### [What the exercise asks]
Images excluded, repeat each entry below exactly.

★ ★ ★

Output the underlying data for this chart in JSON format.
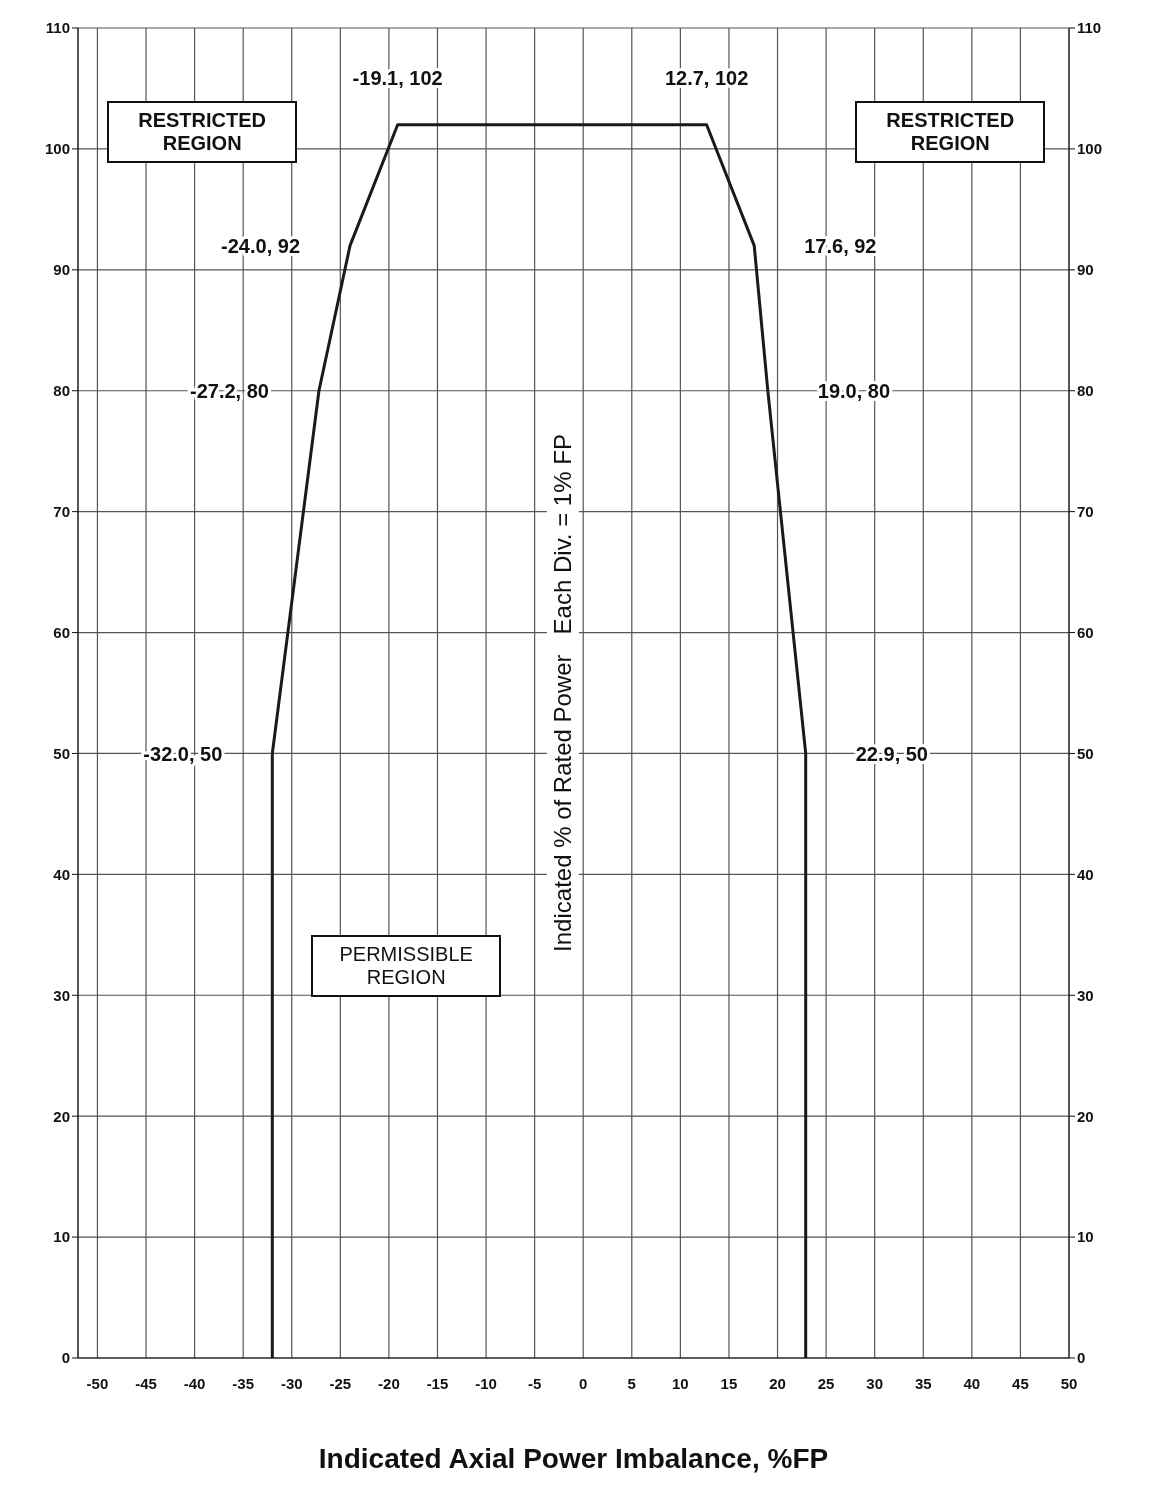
{
  "chart_data": {
    "type": "line",
    "xlabel": "Indicated Axial Power Imbalance, %FP",
    "ylabel": "Indicated % of Rated Power   Each Div. = 1% FP",
    "x": [
      -32.0,
      -32.0,
      -27.2,
      -24.0,
      -19.1,
      12.7,
      17.6,
      19.0,
      22.9,
      22.9
    ],
    "series": [
      {
        "color": "#1a1a1a",
        "values": [
          0,
          50,
          80,
          92,
          102,
          102,
          92,
          80,
          50,
          0
        ]
      }
    ],
    "xlim": [
      -52,
      50
    ],
    "xticks": [
      -50,
      -45,
      -40,
      -35,
      -30,
      -25,
      -20,
      -15,
      -10,
      -5,
      0,
      5,
      10,
      15,
      20,
      25,
      30,
      35,
      40,
      45,
      50
    ],
    "ylim": [
      0,
      110
    ],
    "yticks": [
      0,
      10,
      20,
      30,
      40,
      50,
      60,
      70,
      80,
      90,
      100,
      110
    ],
    "y2lim": [
      0,
      110
    ],
    "y2ticks": [
      0,
      10,
      20,
      30,
      40,
      50,
      60,
      70,
      80,
      90,
      100,
      110
    ],
    "grid": true,
    "annotations": [
      "RESTRICTED REGION",
      "RESTRICTED REGION",
      "PERMISSIBLE REGION",
      {
        "text": "-32.0, 50",
        "x": -32.0,
        "y": 50
      },
      {
        "text": "-27.2, 80",
        "x": -27.2,
        "y": 80
      },
      {
        "text": "-24.0, 92",
        "x": -24.0,
        "y": 92
      },
      {
        "text": "-19.1, 102",
        "x": -19.1,
        "y": 102
      },
      {
        "text": "12.7, 102",
        "x": 12.7,
        "y": 102
      },
      {
        "text": "17.6, 92",
        "x": 17.6,
        "y": 92
      },
      {
        "text": "19.0, 80",
        "x": 19.0,
        "y": 80
      },
      {
        "text": "22.9, 50",
        "x": 22.9,
        "y": 50
      }
    ]
  }
}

★ ★ ★

### [Response for this exercise]
Output the underlying data for this chart in JSON format.
{
  "chart_data": {
    "type": "line",
    "xlabel": "Indicated Axial Power Imbalance, %FP",
    "ylabel": "Indicated % of Rated Power   Each Div. = 1% FP",
    "x": [
      -32.0,
      -32.0,
      -27.2,
      -24.0,
      -19.1,
      12.7,
      17.6,
      19.0,
      22.9,
      22.9
    ],
    "series": [
      {
        "color": "#1a1a1a",
        "values": [
          0,
          50,
          80,
          92,
          102,
          102,
          92,
          80,
          50,
          0
        ]
      }
    ],
    "xlim": [
      -52,
      50
    ],
    "xticks": [
      -50,
      -45,
      -40,
      -35,
      -30,
      -25,
      -20,
      -15,
      -10,
      -5,
      0,
      5,
      10,
      15,
      20,
      25,
      30,
      35,
      40,
      45,
      50
    ],
    "ylim": [
      0,
      110
    ],
    "yticks": [
      0,
      10,
      20,
      30,
      40,
      50,
      60,
      70,
      80,
      90,
      100,
      110
    ],
    "y2lim": [
      0,
      110
    ],
    "y2ticks": [
      0,
      10,
      20,
      30,
      40,
      50,
      60,
      70,
      80,
      90,
      100,
      110
    ],
    "grid": true,
    "annotations": [
      "RESTRICTED REGION",
      "RESTRICTED REGION",
      "PERMISSIBLE REGION",
      {
        "text": "-32.0, 50",
        "x": -32.0,
        "y": 50
      },
      {
        "text": "-27.2, 80",
        "x": -27.2,
        "y": 80
      },
      {
        "text": "-24.0, 92",
        "x": -24.0,
        "y": 92
      },
      {
        "text": "-19.1, 102",
        "x": -19.1,
        "y": 102
      },
      {
        "text": "12.7, 102",
        "x": 12.7,
        "y": 102
      },
      {
        "text": "17.6, 92",
        "x": 17.6,
        "y": 92
      },
      {
        "text": "19.0, 80",
        "x": 19.0,
        "y": 80
      },
      {
        "text": "22.9, 50",
        "x": 22.9,
        "y": 50
      }
    ]
  }
}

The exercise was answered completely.